--- BEGIN ---

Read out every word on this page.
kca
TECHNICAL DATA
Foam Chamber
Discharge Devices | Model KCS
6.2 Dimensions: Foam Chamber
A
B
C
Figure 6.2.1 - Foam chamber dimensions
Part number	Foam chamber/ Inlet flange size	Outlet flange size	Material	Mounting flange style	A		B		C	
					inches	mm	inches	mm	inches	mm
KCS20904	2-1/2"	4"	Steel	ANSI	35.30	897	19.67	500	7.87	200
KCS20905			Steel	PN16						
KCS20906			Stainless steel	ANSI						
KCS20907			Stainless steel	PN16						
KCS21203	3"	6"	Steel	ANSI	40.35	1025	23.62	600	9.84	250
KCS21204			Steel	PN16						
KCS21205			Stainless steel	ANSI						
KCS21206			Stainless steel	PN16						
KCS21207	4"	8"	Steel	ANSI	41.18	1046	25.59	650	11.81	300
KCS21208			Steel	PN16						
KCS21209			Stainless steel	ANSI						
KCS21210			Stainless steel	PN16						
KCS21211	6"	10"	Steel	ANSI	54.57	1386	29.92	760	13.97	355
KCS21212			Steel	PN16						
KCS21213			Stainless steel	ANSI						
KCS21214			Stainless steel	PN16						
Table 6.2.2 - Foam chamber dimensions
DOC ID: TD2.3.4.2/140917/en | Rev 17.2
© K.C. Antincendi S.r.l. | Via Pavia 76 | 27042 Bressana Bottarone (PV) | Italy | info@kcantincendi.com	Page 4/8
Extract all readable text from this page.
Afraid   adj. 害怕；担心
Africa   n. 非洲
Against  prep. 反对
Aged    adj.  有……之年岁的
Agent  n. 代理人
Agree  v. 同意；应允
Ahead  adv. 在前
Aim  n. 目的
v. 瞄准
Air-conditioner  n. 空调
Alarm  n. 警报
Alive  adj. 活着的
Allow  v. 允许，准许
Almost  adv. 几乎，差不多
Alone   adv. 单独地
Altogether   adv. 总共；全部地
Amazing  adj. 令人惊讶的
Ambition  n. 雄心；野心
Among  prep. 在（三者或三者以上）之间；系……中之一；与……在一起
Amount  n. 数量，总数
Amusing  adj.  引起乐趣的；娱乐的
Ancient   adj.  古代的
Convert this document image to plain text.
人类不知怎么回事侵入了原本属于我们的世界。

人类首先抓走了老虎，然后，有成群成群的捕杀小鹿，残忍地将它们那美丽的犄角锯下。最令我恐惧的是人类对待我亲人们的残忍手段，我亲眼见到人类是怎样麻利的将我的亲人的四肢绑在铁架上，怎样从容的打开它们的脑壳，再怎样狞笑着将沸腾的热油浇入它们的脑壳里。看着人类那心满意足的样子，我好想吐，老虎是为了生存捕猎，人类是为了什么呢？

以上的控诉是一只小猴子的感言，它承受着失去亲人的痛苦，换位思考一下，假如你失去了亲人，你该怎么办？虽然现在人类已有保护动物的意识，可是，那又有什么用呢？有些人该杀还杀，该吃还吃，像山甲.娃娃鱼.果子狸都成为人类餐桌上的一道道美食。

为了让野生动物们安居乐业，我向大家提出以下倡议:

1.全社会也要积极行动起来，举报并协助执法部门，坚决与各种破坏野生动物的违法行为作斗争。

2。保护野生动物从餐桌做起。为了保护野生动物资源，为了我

--- END ---

The exercise: Every line of the data above should be copied exactly.

The answer:
Read out every word on this page.
kca
TECHNICAL DATA
Foam Chamber
Discharge Devices | Model KCS
6.2 Dimensions: Foam Chamber
A
B
C
Figure 6.2.1 - Foam chamber dimensions
Part number	Foam chamber/ Inlet flange size	Outlet flange size	Material	Mounting flange style	A		B		C	
					inches	mm	inches	mm	inches	mm
KCS20904	2-1/2"	4"	Steel	ANSI	35.30	897	19.67	500	7.87	200
KCS20905			Steel	PN16						
KCS20906			Stainless steel	ANSI						
KCS20907			Stainless steel	PN16						
KCS21203	3"	6"	Steel	ANSI	40.35	1025	23.62	600	9.84	250
KCS21204			Steel	PN16						
KCS21205			Stainless steel	ANSI						
KCS21206			Stainless steel	PN16						
KCS21207	4"	8"	Steel	ANSI	41.18	1046	25.59	650	11.81	300
KCS21208			Steel	PN16						
KCS21209			Stainless steel	ANSI						
KCS21210			Stainless steel	PN16						
KCS21211	6"	10"	Steel	ANSI	54.57	1386	29.92	760	13.97	355
KCS21212			Steel	PN16						
KCS21213			Stainless steel	ANSI						
KCS21214			Stainless steel	PN16						
Table 6.2.2 - Foam chamber dimensions
DOC ID: TD2.3.4.2/140917/en | Rev 17.2
© K.C. Antincendi S.r.l. | Via Pavia 76 | 27042 Bressana Bottarone (PV) | Italy | info@kcantincendi.com	Page 4/8
Extract all readable text from this page.
Afraid   adj. 害怕；担心
Africa   n. 非洲
Against  prep. 反对
Aged    adj.  有……之年岁的
Agent  n. 代理人
Agree  v. 同意；应允
Ahead  adv. 在前
Aim  n. 目的
v. 瞄准
Air-conditioner  n. 空调
Alarm  n. 警报
Alive  adj. 活着的
Allow  v. 允许，准许
Almost  adv. 几乎，差不多
Alone   adv. 单独地
Altogether   adv. 总共；全部地
Amazing  adj. 令人惊讶的
Ambition  n. 雄心；野心
Among  prep. 在（三者或三者以上）之间；系……中之一；与……在一起
Amount  n. 数量，总数
Amusing  adj.  引起乐趣的；娱乐的
Ancient   adj.  古代的
Convert this document image to plain text.
人类不知怎么回事侵入了原本属于我们的世界。

人类首先抓走了老虎，然后，有成群成群的捕杀小鹿，残忍地将它们那美丽的犄角锯下。最令我恐惧的是人类对待我亲人们的残忍手段，我亲眼见到人类是怎样麻利的将我的亲人的四肢绑在铁架上，怎样从容的打开它们的脑壳，再怎样狞笑着将沸腾的热油浇入它们的脑壳里。看着人类那心满意足的样子，我好想吐，老虎是为了生存捕猎，人类是为了什么呢？

以上的控诉是一只小猴子的感言，它承受着失去亲人的痛苦，换位思考一下，假如你失去了亲人，你该怎么办？虽然现在人类已有保护动物的意识，可是，那又有什么用呢？有些人该杀还杀，该吃还吃，像山甲.娃娃鱼.果子狸都成为人类餐桌上的一道道美食。

为了让野生动物们安居乐业，我向大家提出以下倡议:

1.全社会也要积极行动起来，举报并协助执法部门，坚决与各种破坏野生动物的违法行为作斗争。

2。保护野生动物从餐桌做起。为了保护野生动物资源，为了我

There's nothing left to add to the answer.